= SET EXERCISE =
Write out the whole listing again, exactly.

= MATERIAL PROVIDED =

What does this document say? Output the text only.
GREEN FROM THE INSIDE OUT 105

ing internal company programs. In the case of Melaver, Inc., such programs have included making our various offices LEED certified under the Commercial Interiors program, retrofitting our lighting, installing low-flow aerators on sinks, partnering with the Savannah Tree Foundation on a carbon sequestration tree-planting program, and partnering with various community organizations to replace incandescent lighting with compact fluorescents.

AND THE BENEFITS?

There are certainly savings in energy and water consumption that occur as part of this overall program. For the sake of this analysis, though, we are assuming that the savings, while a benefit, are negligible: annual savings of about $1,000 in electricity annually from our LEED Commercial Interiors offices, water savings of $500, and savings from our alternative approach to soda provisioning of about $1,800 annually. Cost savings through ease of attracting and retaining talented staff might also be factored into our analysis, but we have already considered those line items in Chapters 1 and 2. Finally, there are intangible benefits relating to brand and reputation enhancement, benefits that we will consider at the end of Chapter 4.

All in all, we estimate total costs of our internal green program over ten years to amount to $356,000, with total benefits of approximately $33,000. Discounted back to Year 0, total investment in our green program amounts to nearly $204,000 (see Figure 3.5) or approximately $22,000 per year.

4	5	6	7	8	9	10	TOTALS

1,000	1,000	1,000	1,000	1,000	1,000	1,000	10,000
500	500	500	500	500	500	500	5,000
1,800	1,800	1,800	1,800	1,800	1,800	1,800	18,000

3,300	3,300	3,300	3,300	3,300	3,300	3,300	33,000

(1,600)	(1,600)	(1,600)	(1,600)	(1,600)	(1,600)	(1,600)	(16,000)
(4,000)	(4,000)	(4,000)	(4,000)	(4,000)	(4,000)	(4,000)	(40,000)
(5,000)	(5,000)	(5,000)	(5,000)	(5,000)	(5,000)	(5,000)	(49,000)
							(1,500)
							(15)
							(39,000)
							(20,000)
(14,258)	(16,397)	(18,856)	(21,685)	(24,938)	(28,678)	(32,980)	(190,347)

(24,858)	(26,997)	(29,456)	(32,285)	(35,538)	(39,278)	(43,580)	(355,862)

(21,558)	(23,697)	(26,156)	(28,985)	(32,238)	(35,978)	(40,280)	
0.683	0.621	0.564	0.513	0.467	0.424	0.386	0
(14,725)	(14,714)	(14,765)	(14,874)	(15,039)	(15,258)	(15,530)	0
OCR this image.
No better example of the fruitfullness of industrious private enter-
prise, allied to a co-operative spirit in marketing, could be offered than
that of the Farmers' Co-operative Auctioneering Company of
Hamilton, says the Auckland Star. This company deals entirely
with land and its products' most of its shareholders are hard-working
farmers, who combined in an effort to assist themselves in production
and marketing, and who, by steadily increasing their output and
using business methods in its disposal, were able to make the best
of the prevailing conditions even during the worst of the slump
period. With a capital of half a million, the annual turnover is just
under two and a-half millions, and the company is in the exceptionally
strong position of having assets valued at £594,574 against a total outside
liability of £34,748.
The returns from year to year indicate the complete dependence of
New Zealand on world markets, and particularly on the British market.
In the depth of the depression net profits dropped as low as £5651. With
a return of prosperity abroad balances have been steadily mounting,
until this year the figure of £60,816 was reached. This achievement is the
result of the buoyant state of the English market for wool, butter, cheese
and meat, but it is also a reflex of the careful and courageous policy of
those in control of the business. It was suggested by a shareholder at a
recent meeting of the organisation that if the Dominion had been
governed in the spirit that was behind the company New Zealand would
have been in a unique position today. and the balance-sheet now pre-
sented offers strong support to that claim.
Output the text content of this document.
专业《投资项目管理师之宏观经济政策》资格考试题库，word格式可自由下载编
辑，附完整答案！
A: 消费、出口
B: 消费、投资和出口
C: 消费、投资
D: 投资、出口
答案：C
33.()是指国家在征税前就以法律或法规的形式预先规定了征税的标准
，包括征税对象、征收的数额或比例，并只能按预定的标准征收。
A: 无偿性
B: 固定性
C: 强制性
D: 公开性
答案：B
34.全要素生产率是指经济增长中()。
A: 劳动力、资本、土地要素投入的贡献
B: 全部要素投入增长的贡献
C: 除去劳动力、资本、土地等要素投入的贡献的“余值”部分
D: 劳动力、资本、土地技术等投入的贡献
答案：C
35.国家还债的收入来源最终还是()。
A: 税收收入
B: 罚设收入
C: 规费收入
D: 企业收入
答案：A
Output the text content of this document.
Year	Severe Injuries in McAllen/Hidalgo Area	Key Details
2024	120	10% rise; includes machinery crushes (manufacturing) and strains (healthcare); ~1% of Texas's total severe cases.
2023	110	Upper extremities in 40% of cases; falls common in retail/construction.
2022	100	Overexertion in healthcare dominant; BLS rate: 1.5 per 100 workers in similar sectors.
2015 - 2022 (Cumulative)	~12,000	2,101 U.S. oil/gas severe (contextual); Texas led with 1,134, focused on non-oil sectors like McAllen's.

= WORKED SOLUTION =
What does this document say? Output the text only.
GREEN FROM THE INSIDE OUT 105

ing internal company programs. In the case of Melaver, Inc., such programs have included making our various offices LEED certified under the Commercial Interiors program, retrofitting our lighting, installing low-flow aerators on sinks, partnering with the Savannah Tree Foundation on a carbon sequestration tree-planting program, and partnering with various community organizations to replace incandescent lighting with compact fluorescents.

AND THE BENEFITS?

There are certainly savings in energy and water consumption that occur as part of this overall program. For the sake of this analysis, though, we are assuming that the savings, while a benefit, are negligible: annual savings of about $1,000 in electricity annually from our LEED Commercial Interiors offices, water savings of $500, and savings from our alternative approach to soda provisioning of about $1,800 annually. Cost savings through ease of attracting and retaining talented staff might also be factored into our analysis, but we have already considered those line items in Chapters 1 and 2. Finally, there are intangible benefits relating to brand and reputation enhancement, benefits that we will consider at the end of Chapter 4.

All in all, we estimate total costs of our internal green program over ten years to amount to $356,000, with total benefits of approximately $33,000. Discounted back to Year 0, total investment in our green program amounts to nearly $204,000 (see Figure 3.5) or approximately $22,000 per year.

4	5	6	7	8	9	10	TOTALS

1,000	1,000	1,000	1,000	1,000	1,000	1,000	10,000
500	500	500	500	500	500	500	5,000
1,800	1,800	1,800	1,800	1,800	1,800	1,800	18,000

3,300	3,300	3,300	3,300	3,300	3,300	3,300	33,000

(1,600)	(1,600)	(1,600)	(1,600)	(1,600)	(1,600)	(1,600)	(16,000)
(4,000)	(4,000)	(4,000)	(4,000)	(4,000)	(4,000)	(4,000)	(40,000)
(5,000)	(5,000)	(5,000)	(5,000)	(5,000)	(5,000)	(5,000)	(49,000)
							(1,500)
							(15)
							(39,000)
							(20,000)
(14,258)	(16,397)	(18,856)	(21,685)	(24,938)	(28,678)	(32,980)	(190,347)

(24,858)	(26,997)	(29,456)	(32,285)	(35,538)	(39,278)	(43,580)	(355,862)

(21,558)	(23,697)	(26,156)	(28,985)	(32,238)	(35,978)	(40,280)	
0.683	0.621	0.564	0.513	0.467	0.424	0.386	0
(14,725)	(14,714)	(14,765)	(14,874)	(15,039)	(15,258)	(15,530)	0
OCR this image.
No better example of the fruitfullness of industrious private enter-
prise, allied to a co-operative spirit in marketing, could be offered than
that of the Farmers' Co-operative Auctioneering Company of
Hamilton, says the Auckland Star. This company deals entirely
with land and its products' most of its shareholders are hard-working
farmers, who combined in an effort to assist themselves in production
and marketing, and who, by steadily increasing their output and
using business methods in its disposal, were able to make the best
of the prevailing conditions even during the worst of the slump
period. With a capital of half a million, the annual turnover is just
under two and a-half millions, and the company is in the exceptionally
strong position of having assets valued at £594,574 against a total outside
liability of £34,748.
The returns from year to year indicate the complete dependence of
New Zealand on world markets, and particularly on the British market.
In the depth of the depression net profits dropped as low as £5651. With
a return of prosperity abroad balances have been steadily mounting,
until this year the figure of £60,816 was reached. This achievement is the
result of the buoyant state of the English market for wool, butter, cheese
and meat, but it is also a reflex of the careful and courageous policy of
those in control of the business. It was suggested by a shareholder at a
recent meeting of the organisation that if the Dominion had been
governed in the spirit that was behind the company New Zealand would
have been in a unique position today. and the balance-sheet now pre-
sented offers strong support to that claim.
Output the text content of this document.
专业《投资项目管理师之宏观经济政策》资格考试题库，word格式可自由下载编
辑，附完整答案！
A: 消费、出口
B: 消费、投资和出口
C: 消费、投资
D: 投资、出口
答案：C
33.()是指国家在征税前就以法律或法规的形式预先规定了征税的标准
，包括征税对象、征收的数额或比例，并只能按预定的标准征收。
A: 无偿性
B: 固定性
C: 强制性
D: 公开性
答案：B
34.全要素生产率是指经济增长中()。
A: 劳动力、资本、土地要素投入的贡献
B: 全部要素投入增长的贡献
C: 除去劳动力、资本、土地等要素投入的贡献的“余值”部分
D: 劳动力、资本、土地技术等投入的贡献
答案：C
35.国家还债的收入来源最终还是()。
A: 税收收入
B: 罚设收入
C: 规费收入
D: 企业收入
答案：A
Output the text content of this document.
Year	Severe Injuries in McAllen/Hidalgo Area	Key Details
2024	120	10% rise; includes machinery crushes (manufacturing) and strains (healthcare); ~1% of Texas's total severe cases.
2023	110	Upper extremities in 40% of cases; falls common in retail/construction.
2022	100	Overexertion in healthcare dominant; BLS rate: 1.5 per 100 workers in similar sectors.
2015 - 2022 (Cumulative)	~12,000	2,101 U.S. oil/gas severe (contextual); Texas led with 1,134, focused on non-oil sectors like McAllen's.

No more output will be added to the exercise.